Mental Health and Wellbeing

How To Overcome Video Call Anxiety

Do video calls make you anxious? You are not alone in this! Video call anxiety is a very real thing and it’s especially common among introverts and people with social anxiety or other anxiety disorders – but it can affect anybody.

Very often, people find video calling more stressful and tiring than socialising in real life. I recommend looking up the science behind this because it’s really interesting. However, I won’t go into that here. The purpose of this post is to help you reduce video call anxiety as much as possible, and cope with it when it happens.

Disclosure: This post contains affiliate links, which means if you purchase something through my link, I will earn a small commission. This does not affect the price you pay for the item. I only advertise products that I have used myself and would genuinely recommend.

How To Feel More Confident on a Video Call

The difference between video calls and in-person interaction

A significant difference between video calls and in-person meets is that there is less outside stimulation in a video call. It’s literally just you and the other person chatting. Whereas, if you met in person, you would do activities together which would provide other stimulation and sources of conversation.

For example, even if you were just meeting a friend in a coffee shop for a chat, you would perhaps meet at the car park, pay for parking together, walk together through the town, order drinks and perhaps food, and be surrounded by other customers and activity. All these things would provide natural conversation topics as you comment on what’s going on around you. There would also be natural pauses in the conversation while you do practical tasks.

In video calls, there is far less outside stimulation and distraction. Perhaps counterintuitively, this makes the video calls more exhausting. You have to focus on a conversation for an extended period of time with no breaks for other activities. Any pauses can be awkward because there is nothing to fill in the gaps.

A woman wearing headphones and waving at her laptop during a video call.
Photo by Beci Harmony on Unsplash

How to create a more interactive environment during video calls

A good solution to this lack of stimulation is to bring in some extra activities or sensory inputs to the video call. Here are some suggestions:

1. Get yourself a drink and a snack

This will imitate being in a coffee shop and it will provide variety by giving you another pleasant focus in addition to the conversation.

2. Have some props or souvenirs nearby

As well as drinks and snacks, you can also have some props or souvenirs nearby to show your friend(s) or family on the video call. For example, if you have been doing some crafting lately, have your creations nearby to show your friend(s). Or if you have recently bought something new or received a gift, show it. This will provide another dimension to the conversation.

3. Plan an activity

Another option is to literally plan an activity to do with your friend(s), instead of just chatting for the whole call. You could organise a quiz, show and reminisce over old photos of yourselves, or play a board game.

There is a great site called Board Game Arena (referral link) where you can play board games over the internet with your friends. I often play a game with a friend on there whilst also video calling them at the same time. I like doing this because I can still chat with my friend intermittently whilst we are playing, but it feels more natural because we are doing a stimulating activity at the same time.
· · ·
> SET TASK 1
Rewrite the passage of the video call anxiety post starting with "How to create" and going on through "addition to the conversation.", replacing "coffee shop" with "café".
> SET TASK 2
Please continue the video call anxiety post from the point where the post stops.
The records can be skipped, since nothing here depends on them.

> INFORMATION GIVEN
· · ·
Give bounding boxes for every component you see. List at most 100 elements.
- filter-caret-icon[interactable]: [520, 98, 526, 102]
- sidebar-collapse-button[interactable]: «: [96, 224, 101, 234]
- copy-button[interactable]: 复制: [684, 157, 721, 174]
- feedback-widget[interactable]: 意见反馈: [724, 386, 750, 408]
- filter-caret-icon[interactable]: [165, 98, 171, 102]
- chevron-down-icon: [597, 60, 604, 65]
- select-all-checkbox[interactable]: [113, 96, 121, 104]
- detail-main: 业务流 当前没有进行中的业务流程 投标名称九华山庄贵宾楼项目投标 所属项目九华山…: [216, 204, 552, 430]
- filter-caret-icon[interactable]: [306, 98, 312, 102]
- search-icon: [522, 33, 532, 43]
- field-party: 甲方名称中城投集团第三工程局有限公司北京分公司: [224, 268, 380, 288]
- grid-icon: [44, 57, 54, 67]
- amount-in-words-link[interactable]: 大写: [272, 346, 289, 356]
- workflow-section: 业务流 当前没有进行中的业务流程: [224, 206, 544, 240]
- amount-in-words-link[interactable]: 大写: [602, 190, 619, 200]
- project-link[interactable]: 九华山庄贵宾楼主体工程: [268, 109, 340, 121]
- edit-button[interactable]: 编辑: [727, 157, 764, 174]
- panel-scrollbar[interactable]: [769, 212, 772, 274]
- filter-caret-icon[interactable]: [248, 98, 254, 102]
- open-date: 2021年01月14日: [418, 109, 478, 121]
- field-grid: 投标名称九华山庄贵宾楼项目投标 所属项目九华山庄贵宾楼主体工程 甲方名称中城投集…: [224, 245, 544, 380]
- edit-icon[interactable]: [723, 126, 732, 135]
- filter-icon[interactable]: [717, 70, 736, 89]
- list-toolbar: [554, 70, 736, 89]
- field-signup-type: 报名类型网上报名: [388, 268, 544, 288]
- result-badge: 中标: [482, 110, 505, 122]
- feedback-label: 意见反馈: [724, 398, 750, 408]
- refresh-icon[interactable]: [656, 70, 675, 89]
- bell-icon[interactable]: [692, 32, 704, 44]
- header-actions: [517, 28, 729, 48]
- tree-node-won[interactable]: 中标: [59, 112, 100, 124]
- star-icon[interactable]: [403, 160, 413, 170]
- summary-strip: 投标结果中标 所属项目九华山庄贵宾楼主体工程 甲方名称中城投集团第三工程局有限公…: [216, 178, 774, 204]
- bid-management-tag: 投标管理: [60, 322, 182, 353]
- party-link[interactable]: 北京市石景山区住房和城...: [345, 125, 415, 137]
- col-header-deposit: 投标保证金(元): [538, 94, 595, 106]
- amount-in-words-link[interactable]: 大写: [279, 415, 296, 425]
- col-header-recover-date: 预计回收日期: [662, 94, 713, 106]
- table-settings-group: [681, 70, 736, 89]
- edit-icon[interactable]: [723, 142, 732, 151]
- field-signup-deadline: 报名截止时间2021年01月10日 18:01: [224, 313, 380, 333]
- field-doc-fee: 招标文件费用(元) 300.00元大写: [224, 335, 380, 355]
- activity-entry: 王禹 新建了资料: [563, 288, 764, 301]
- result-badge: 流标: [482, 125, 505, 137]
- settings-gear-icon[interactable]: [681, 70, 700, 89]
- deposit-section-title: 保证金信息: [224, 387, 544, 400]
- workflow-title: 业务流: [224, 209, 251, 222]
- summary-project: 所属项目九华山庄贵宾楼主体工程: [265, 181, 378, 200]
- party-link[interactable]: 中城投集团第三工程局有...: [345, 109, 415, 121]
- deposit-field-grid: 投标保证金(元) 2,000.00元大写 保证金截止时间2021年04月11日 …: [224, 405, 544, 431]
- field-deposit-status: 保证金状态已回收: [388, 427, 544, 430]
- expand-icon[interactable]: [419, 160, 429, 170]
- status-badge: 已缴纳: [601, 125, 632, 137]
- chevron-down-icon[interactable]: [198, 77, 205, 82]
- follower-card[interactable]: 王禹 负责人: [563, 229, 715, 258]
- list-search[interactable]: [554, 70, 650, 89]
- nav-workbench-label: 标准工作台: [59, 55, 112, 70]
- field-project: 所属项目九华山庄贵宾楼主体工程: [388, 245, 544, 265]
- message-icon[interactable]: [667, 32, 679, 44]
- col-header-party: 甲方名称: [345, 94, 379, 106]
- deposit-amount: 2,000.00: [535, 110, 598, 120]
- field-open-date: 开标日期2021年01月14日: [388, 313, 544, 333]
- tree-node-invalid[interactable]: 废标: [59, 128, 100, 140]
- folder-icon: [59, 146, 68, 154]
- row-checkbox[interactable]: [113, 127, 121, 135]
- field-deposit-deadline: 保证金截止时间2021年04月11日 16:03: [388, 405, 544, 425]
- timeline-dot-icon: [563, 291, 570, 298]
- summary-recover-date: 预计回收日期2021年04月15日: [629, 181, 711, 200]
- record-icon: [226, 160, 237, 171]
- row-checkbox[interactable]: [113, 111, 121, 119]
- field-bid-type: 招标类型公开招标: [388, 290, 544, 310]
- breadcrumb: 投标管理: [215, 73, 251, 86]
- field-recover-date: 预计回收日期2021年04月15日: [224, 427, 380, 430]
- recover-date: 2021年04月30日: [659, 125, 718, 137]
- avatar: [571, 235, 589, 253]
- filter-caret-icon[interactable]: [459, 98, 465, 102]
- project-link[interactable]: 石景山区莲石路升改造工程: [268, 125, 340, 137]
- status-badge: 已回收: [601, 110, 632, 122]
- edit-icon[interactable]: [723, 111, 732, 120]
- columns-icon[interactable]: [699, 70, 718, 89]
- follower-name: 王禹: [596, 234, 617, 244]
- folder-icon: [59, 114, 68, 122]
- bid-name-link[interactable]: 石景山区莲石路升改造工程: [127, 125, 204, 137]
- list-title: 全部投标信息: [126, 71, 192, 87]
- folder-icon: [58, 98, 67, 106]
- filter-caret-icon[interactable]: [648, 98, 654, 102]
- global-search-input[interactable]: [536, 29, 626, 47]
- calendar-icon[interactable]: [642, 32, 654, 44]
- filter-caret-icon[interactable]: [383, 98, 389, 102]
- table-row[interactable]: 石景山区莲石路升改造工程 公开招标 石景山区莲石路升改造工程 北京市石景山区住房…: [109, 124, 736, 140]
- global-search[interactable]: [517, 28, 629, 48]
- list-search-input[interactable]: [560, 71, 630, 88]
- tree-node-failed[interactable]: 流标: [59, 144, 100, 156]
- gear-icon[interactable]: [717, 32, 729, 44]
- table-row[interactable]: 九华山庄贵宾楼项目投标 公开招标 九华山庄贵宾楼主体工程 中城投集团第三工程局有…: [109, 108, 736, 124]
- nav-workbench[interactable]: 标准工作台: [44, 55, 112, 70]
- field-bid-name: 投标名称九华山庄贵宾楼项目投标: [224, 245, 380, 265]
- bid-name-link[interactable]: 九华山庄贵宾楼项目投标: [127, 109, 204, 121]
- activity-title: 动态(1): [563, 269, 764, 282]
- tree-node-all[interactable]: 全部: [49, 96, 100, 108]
· · ·
> REPLY 1
How to create a more interactive environment during video calls

A good solution to this lack of stimulation is to bring in some extra activities or sensory inputs to the video call. Here are some suggestions:

1. Get yourself a drink and a snack

This will imitate being in a café and it will provide variety by giving you another pleasant focus in addition to the conversation.

> REPLY 2
4. Sit further back and engage with your environment

In general, it’s a good idea to sit far back from the screen when you are video calling. This will feel more natural and relaxed, because, when you think about it, if you were meeting in-person you would not sit with your face right up to theirs. So why sit with your face right up to the screen?

Sitting back in your chair will also help you to engage more with the environment around you. Obviously, your focus should be on the person you are talking to, but it’s okay to have an awareness of your surroundings too. This could actually provide some conversation topics. For example, if you hear a noise coming from somewhere else in the house or outside, you could comment to your friend about it.

A woman sitting back in a chair with her feet up on a footstool. She has a laptop on her lap and a cat beside her looking at the screen.
Photo by Keren Fedida on Unsplash

5. Invite a pet or another person into the call

If your pet or another person comes nearby, you could invite them over to say hello. This will ease the social pressure by adding another person or an animal, and will also serve as a distraction and conversation topic. Also, many people, myself included, just find it calming to have a pet nearby.

6. Play background music

You could create a social atmosphere by playing some quiet background music. Obviously, this should be quiet so that you can still hear the other person talking! This will not work for everyone because some people would find the music distracting. But for others, it could be a good way to break the tension and fill in any pauses.

Summary – Creating an Interactive Environment

  • Bring a drink and a snack, and top these up when desired throughout the call.
  • Have props or souvenirs nearby to show your friend(s).
  • Plan an activity such as a quiz or board game.
  • Sit back and engage more with the environment around you, rather than sitting too close and being glued to the screen.
  • Call your pet, or a family member, over to say hello.
  • Play some quiet background music if you think it would help.

Dealing with group video calls

Group calls can be especially challenging. I often find myself not joining in much with the conversation and feeling a bit left out because I don’t know what to say, or everyone else’s voices are just dominant. Can you relate to this?

Why are group video calls so difficult?

Group video calls are a totally different dynamic to meeting with a group of friends in person. When you meet in person, people usually break off and have conversations in pairs or smaller groups. In group video calls, you can’t do that! Only one conversation can happen at once. Therefore when it’s your turn to speak, all eyes are on you and everyone is listening to you. This is an uncomfortable experience for many individuals who would not normally speak out to a whole group during face-to-face events.

In in-person meets, on occasions when the whole group is actually engaged in a single conversation together, certain people tend to be dominant over the conversation and others are quieter. I am definitely one of those that would tend to go quiet and not contribute much in larger group conversations – I am happy to listen.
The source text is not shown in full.